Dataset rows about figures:

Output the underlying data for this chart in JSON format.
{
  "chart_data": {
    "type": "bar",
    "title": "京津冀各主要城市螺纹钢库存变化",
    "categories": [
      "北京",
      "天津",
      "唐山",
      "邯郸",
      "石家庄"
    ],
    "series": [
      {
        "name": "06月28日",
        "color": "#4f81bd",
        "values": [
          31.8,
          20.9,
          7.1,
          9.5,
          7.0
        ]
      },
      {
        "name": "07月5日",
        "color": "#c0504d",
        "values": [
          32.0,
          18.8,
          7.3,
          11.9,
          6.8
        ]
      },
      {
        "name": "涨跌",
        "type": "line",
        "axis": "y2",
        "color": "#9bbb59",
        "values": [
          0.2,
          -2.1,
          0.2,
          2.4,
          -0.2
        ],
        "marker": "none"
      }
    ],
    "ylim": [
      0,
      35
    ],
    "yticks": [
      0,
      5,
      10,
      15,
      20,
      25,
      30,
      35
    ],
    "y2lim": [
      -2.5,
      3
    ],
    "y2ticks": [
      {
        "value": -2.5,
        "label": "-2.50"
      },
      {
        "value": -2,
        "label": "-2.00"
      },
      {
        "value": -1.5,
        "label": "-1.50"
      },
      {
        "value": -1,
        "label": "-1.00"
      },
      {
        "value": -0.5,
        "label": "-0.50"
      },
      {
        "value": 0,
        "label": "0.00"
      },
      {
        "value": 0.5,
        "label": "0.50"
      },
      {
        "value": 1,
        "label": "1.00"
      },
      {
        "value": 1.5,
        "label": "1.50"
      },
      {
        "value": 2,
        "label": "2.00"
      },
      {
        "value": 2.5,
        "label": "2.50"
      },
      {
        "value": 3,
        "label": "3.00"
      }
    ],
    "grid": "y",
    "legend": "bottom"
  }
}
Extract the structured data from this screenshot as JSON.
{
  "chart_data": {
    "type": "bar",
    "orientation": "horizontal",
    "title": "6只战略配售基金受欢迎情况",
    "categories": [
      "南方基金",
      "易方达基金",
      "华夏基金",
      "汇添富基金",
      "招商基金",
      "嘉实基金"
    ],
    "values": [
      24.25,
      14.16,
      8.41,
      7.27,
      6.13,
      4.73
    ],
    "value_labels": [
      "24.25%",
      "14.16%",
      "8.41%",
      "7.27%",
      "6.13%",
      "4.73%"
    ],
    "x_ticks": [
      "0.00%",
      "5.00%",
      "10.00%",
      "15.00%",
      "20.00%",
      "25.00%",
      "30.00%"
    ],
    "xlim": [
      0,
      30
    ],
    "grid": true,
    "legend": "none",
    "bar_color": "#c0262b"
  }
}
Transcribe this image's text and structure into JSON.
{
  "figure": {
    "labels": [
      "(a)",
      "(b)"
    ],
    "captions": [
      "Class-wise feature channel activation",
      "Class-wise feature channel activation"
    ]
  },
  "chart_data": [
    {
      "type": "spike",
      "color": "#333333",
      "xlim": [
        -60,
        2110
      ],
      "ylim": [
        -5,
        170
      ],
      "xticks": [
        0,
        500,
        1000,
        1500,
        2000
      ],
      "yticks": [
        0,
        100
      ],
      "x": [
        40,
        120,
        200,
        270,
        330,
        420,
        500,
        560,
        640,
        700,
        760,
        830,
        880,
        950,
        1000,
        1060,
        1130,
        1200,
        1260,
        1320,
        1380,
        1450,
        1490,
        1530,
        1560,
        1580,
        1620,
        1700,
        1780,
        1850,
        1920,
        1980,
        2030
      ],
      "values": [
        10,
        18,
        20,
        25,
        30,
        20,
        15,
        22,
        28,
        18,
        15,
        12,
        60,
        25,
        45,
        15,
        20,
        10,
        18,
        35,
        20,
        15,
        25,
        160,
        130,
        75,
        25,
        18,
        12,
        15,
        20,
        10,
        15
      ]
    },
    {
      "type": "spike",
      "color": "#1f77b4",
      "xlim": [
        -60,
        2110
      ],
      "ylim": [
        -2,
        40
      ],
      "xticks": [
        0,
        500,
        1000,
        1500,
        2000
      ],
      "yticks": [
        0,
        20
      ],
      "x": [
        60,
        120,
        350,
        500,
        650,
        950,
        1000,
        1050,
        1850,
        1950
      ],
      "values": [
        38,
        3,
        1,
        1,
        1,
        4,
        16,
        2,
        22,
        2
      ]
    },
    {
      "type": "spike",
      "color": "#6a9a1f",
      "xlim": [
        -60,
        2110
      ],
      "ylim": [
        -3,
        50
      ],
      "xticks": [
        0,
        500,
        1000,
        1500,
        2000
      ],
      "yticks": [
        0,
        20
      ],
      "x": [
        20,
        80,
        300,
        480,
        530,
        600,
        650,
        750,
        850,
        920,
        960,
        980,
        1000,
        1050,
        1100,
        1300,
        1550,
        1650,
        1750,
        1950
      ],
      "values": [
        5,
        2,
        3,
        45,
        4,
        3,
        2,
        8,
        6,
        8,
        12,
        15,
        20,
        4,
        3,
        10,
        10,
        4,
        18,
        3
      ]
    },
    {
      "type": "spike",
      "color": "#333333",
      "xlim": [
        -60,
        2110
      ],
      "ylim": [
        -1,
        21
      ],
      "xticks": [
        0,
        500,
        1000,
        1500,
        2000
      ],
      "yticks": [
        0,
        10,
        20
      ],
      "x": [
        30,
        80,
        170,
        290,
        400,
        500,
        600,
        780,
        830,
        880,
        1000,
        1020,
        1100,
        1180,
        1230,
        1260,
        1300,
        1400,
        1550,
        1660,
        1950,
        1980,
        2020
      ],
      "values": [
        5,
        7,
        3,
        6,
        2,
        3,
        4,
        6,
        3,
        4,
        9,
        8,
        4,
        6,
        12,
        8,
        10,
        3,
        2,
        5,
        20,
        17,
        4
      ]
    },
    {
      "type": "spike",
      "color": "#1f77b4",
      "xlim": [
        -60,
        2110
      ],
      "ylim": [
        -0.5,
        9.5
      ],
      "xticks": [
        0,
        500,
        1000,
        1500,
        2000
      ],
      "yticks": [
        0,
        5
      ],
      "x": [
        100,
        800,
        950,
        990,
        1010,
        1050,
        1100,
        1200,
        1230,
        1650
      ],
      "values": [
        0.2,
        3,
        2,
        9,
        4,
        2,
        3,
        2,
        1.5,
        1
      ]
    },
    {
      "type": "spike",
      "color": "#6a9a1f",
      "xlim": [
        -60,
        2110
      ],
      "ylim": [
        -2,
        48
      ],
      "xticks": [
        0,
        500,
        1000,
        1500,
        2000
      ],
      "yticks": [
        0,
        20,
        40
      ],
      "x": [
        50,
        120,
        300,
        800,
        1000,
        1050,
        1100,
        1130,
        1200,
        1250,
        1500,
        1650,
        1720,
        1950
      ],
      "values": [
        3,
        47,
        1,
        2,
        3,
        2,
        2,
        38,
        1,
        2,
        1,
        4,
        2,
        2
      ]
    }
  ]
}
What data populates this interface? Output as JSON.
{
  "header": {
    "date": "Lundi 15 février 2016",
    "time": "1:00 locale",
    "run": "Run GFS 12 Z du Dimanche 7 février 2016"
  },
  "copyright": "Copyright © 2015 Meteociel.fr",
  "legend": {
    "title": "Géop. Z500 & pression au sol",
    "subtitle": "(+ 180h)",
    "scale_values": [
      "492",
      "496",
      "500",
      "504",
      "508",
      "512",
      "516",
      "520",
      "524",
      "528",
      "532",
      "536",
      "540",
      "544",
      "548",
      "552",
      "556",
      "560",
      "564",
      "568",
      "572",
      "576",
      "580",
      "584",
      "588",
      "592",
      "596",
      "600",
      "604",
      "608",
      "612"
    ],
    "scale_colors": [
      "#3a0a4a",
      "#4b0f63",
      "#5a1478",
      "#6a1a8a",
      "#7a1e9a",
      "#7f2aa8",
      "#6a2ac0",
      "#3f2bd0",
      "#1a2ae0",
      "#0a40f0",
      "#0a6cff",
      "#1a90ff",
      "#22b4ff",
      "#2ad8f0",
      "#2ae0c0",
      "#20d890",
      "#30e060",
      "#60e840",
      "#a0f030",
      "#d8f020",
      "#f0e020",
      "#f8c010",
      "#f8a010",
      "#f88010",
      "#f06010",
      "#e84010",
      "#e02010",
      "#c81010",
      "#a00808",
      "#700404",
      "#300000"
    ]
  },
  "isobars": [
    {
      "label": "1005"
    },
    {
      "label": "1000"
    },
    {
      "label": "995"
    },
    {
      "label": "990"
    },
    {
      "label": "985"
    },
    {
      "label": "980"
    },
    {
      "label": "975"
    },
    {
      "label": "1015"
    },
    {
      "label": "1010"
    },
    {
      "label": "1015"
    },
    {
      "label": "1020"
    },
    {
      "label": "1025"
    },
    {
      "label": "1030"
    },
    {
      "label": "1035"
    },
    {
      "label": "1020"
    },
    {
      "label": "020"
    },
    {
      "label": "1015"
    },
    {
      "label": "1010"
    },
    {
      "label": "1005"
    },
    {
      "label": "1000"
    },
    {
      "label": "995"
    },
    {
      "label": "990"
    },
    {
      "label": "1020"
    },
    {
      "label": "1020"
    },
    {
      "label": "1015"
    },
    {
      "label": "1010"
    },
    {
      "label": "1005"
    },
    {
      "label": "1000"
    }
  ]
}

==

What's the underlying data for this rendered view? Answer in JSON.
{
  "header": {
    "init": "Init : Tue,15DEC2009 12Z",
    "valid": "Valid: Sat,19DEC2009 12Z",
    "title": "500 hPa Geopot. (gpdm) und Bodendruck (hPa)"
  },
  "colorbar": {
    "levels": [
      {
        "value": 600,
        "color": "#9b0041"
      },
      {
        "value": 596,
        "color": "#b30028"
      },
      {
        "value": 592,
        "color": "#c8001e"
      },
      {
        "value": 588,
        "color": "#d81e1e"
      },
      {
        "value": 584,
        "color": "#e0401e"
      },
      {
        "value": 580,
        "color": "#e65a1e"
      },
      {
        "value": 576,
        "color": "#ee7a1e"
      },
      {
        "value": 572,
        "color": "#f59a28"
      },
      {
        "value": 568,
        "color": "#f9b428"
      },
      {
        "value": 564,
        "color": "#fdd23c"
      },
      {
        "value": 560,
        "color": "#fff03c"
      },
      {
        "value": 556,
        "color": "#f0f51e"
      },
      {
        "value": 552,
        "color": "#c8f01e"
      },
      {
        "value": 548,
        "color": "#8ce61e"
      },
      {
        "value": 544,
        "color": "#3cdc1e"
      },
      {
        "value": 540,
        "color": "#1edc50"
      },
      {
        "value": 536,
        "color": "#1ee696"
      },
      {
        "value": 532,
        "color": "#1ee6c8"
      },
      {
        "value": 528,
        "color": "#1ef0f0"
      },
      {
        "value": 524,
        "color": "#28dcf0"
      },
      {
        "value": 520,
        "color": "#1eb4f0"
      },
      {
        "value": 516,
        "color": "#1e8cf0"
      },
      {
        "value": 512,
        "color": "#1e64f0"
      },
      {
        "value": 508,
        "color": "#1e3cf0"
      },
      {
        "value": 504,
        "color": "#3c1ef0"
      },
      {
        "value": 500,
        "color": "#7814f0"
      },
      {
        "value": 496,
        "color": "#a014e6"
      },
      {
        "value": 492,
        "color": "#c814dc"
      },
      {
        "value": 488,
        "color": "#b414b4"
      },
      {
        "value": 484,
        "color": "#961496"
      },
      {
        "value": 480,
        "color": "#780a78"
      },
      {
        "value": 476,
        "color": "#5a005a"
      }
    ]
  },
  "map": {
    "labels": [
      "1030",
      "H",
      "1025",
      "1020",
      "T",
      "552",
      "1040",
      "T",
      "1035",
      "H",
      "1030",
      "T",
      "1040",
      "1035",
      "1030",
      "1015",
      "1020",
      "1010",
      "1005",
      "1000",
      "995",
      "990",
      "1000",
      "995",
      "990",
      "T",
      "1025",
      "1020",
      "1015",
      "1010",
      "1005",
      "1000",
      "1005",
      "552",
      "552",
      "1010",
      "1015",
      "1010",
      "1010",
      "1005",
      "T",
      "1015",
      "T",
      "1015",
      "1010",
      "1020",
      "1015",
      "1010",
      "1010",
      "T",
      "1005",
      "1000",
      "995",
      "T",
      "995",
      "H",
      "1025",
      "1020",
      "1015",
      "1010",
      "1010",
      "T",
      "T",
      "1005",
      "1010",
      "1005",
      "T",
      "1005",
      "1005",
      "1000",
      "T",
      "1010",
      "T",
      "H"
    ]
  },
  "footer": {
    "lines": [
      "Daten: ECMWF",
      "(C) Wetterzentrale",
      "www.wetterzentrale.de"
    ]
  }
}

* * *

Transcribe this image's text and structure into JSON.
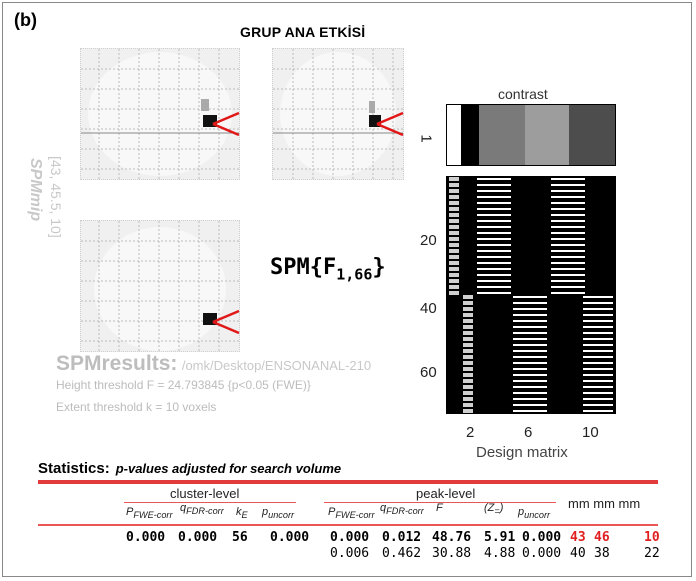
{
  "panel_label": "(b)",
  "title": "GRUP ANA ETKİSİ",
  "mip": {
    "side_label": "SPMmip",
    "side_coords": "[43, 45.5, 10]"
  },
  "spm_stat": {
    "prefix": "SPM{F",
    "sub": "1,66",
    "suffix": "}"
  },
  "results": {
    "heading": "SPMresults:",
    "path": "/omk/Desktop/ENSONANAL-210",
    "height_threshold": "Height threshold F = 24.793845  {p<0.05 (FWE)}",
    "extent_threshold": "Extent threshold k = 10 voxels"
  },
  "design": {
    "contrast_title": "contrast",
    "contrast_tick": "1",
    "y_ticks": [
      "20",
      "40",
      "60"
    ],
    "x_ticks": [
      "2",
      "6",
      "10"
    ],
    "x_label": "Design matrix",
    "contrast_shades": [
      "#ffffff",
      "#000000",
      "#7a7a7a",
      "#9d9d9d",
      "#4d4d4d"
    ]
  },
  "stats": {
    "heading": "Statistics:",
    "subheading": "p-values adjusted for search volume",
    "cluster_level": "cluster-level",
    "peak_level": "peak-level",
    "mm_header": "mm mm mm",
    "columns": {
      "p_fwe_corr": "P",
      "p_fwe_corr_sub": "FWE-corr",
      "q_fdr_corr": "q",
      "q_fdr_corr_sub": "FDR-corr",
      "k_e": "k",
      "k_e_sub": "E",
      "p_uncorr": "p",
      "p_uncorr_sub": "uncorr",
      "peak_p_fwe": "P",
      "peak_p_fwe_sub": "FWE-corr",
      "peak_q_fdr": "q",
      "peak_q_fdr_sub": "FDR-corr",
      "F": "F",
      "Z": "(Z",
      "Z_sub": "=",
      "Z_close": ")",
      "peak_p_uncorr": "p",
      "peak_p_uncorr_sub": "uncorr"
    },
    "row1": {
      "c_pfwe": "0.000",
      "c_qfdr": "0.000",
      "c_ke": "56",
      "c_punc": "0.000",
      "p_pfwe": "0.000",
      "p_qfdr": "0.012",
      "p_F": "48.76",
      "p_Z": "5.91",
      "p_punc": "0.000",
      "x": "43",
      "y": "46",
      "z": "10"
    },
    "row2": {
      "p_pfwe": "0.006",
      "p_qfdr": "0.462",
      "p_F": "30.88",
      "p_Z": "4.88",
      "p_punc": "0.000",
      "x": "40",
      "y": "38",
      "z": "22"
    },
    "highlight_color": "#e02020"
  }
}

Short exercise:
Gather up every line from the listing above in which the word "Output" occurs.

Reply:
Output the underlying data for this chart in JSON format.
What data populates this interface? Output as JSON.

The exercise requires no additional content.